Stored data entries:
::::::
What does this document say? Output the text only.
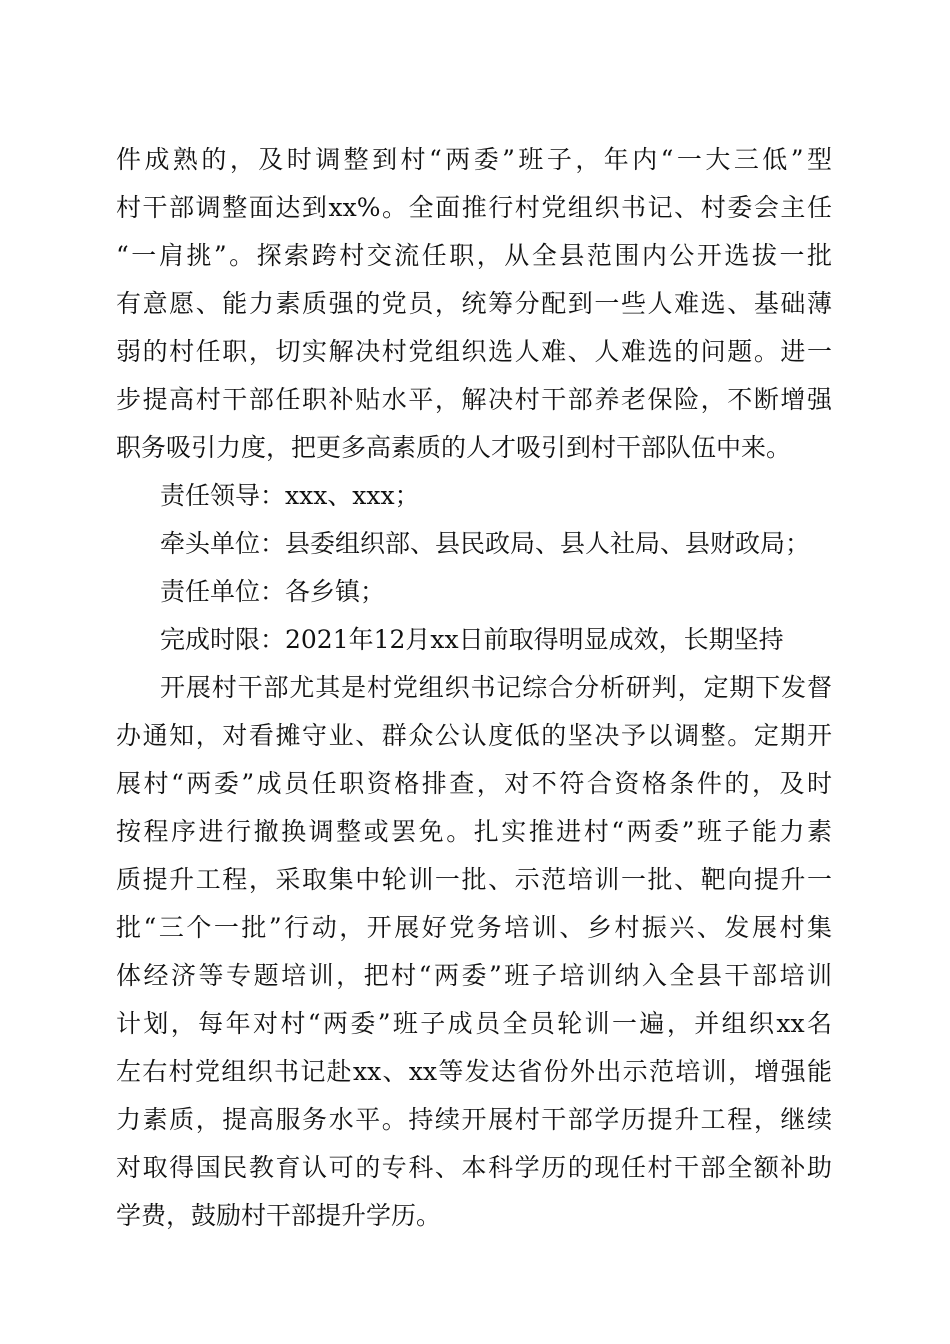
件成熟的，及时调整到村“两委”班子，年内“一大三低”型
村干部调整面达到xx%。全面推行村党组织书记、村委会主任
“一肩挑”。探索跨村交流任职，从全县范围内公开选拔一批
有意愿、能力素质强的党员，统筹分配到一些人难选、基础薄
弱的村任职，切实解决村党组织选人难、人难选的问题。进一
步提高村干部任职补贴水平，解决村干部养老保险，不断增强
职务吸引力度，把更多高素质的人才吸引到村干部队伍中来。
责任领导：xxx、xxx；
牵头单位：县委组织部、县民政局、县人社局、县财政局；
责任单位：各乡镇；
完成时限：2021年12月xx日前取得明显成效，长期坚持
开展村干部尤其是村党组织书记综合分析研判，定期下发督
办通知，对看摊守业、群众公认度低的坚决予以调整。定期开
展村“两委”成员任职资格排查，对不符合资格条件的，及时
按程序进行撤换调整或罢免。扎实推进村“两委”班子能力素
质提升工程，采取集中轮训一批、示范培训一批、靶向提升一
批“三个一批”行动，开展好党务培训、乡村振兴、发展村集
体经济等专题培训，把村“两委”班子培训纳入全县干部培训
计划，每年对村“两委”班子成员全员轮训一遍，并组织xx名
左右村党组织书记赴xx、xx等发达省份外出示范培训，增强能
力素质，提高服务水平。持续开展村干部学历提升工程，继续
对取得国民教育认可的专科、本科学历的现任村干部全额补助
学费，鼓励村干部提升学历。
::::::
[WORK TO DO]
Above are records with pictures; repeat the records exactly and leave the pictures out.

[SOLUTION TO THIS PROBLEM]
What does this document say? Output the text only.
件成熟的，及时调整到村“两委”班子，年内“一大三低”型
村干部调整面达到xx%。全面推行村党组织书记、村委会主任
“一肩挑”。探索跨村交流任职，从全县范围内公开选拔一批
有意愿、能力素质强的党员，统筹分配到一些人难选、基础薄
弱的村任职，切实解决村党组织选人难、人难选的问题。进一
步提高村干部任职补贴水平，解决村干部养老保险，不断增强
职务吸引力度，把更多高素质的人才吸引到村干部队伍中来。
责任领导：xxx、xxx；
牵头单位：县委组织部、县民政局、县人社局、县财政局；
责任单位：各乡镇；
完成时限：2021年12月xx日前取得明显成效，长期坚持
开展村干部尤其是村党组织书记综合分析研判，定期下发督
办通知，对看摊守业、群众公认度低的坚决予以调整。定期开
展村“两委”成员任职资格排查，对不符合资格条件的，及时
按程序进行撤换调整或罢免。扎实推进村“两委”班子能力素
质提升工程，采取集中轮训一批、示范培训一批、靶向提升一
批“三个一批”行动，开展好党务培训、乡村振兴、发展村集
体经济等专题培训，把村“两委”班子培训纳入全县干部培训
计划，每年对村“两委”班子成员全员轮训一遍，并组织xx名
左右村党组织书记赴xx、xx等发达省份外出示范培训，增强能
力素质，提高服务水平。持续开展村干部学历提升工程，继续
对取得国民教育认可的专科、本科学历的现任村干部全额补助
学费，鼓励村干部提升学历。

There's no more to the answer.